> **Exercícios propostos**
a) Extraia do texto sobre política cultural o trecho que começa com as palavras que contêm "Em primeiro lugar" e termina com "vítima das guerras.".
b) Liste, sem repetições, todas as profissões ou ocupações mencionadas no texto sobre política cultural.

> **Trecho para leitura**
· · · · · · ·
Em primeiro lugar quero destacar que eu havia gostado da ideia de levar cultura ao povo, de fazer atividades culturais gratuitas nos bairros, como está fazendo a Fundação Cultural de Curitiba. Sempre estou a favor do povo, porque em qualquer lugar do mundo o povo é, geralmente, explorado. O povo é a verdadeira vítima das guerras.
A ficha caiu quando um escritor me disse: "Isabel, você não está percebendo a situação. Essas atividades são boas, mas os artistas não recebem nenhum pagamento. Desse jeito, continuamos considerando os artistas como vagabundos. Uma boa política cultural deve considerar esse assunto".
Refleti sobre o comentário do escritor. Artistas, poetas, palestrantes, são trabalhadores da área cultural e merecem receber pelo trabalho realizado. Lembrei-me de uma piada que escutei há algum tempo: Um músico e um poeta sobem em um táxi. Começam a falar com o taxista e este pergunta em qual área eles trabalhavam. -Eu sou músico e meu amigo é poeta. Responde o músico. - Tudo bem, disse o taxista, mas em qual área vocês trabalham?
· · · · · · ·
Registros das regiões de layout
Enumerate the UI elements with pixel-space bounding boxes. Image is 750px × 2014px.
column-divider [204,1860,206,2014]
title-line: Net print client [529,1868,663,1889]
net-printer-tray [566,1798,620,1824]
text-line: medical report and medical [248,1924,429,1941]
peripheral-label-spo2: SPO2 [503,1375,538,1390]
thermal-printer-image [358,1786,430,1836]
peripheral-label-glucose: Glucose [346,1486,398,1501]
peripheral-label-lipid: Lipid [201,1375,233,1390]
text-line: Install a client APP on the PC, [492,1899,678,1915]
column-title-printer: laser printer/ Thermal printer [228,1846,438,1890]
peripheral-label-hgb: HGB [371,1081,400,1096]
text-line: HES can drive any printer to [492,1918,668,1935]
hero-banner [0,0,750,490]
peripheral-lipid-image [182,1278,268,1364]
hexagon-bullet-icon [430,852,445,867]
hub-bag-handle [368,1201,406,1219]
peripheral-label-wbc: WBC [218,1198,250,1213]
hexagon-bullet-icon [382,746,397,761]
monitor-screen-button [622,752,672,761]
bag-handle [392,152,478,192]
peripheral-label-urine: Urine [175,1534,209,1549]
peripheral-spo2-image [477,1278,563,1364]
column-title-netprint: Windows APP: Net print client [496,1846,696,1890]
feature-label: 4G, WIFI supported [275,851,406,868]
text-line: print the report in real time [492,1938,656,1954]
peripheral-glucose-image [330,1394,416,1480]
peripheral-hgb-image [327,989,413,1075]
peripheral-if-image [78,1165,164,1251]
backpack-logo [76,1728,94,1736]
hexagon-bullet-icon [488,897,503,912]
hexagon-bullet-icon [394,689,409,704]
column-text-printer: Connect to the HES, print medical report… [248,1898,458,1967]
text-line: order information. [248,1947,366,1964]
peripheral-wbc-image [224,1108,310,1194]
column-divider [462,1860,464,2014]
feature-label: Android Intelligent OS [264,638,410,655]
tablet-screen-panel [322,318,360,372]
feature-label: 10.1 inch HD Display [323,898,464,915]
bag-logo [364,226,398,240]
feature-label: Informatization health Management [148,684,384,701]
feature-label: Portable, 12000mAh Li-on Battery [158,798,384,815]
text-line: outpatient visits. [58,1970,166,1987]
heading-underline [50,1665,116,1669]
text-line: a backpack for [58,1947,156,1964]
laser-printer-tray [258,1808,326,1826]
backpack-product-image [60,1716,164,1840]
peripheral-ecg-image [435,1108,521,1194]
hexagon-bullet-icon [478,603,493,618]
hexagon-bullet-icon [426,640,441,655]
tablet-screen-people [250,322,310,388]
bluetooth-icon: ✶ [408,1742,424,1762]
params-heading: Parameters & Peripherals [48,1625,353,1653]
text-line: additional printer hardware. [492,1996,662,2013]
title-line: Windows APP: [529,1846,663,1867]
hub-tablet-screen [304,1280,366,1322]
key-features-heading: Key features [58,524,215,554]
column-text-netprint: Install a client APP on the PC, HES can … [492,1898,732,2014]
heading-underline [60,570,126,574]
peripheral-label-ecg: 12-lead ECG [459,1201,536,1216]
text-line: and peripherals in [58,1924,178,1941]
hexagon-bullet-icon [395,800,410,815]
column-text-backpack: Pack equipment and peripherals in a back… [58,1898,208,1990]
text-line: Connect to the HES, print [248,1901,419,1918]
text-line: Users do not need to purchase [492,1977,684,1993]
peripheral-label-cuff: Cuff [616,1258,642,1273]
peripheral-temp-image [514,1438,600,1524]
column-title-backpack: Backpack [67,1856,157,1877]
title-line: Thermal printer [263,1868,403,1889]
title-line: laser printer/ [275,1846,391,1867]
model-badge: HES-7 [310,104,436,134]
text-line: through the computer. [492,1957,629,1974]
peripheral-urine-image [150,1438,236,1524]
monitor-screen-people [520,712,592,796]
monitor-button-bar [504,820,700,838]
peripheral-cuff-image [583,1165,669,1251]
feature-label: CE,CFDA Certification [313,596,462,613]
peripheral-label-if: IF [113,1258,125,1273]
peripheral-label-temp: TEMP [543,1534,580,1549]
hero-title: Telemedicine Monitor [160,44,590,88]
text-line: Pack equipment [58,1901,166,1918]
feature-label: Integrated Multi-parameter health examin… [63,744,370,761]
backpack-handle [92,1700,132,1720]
· · · · · · ·
> **Resultados**
a)
Em primeiro lugar quero destacar que eu havia gostado da ideia de levar cultura ao povo, de fazer atividades culturais gratuitas nos bairros, como está fazendo a Fundação Cultural de Curitiba. Sempre estou a favor do povo, porque em qualquer lugar do mundo o povo é, geralmente, explorado. O povo é a verdadeira vítima das guerras.

b) escritor, artista, poeta, palestrante, músico, taxista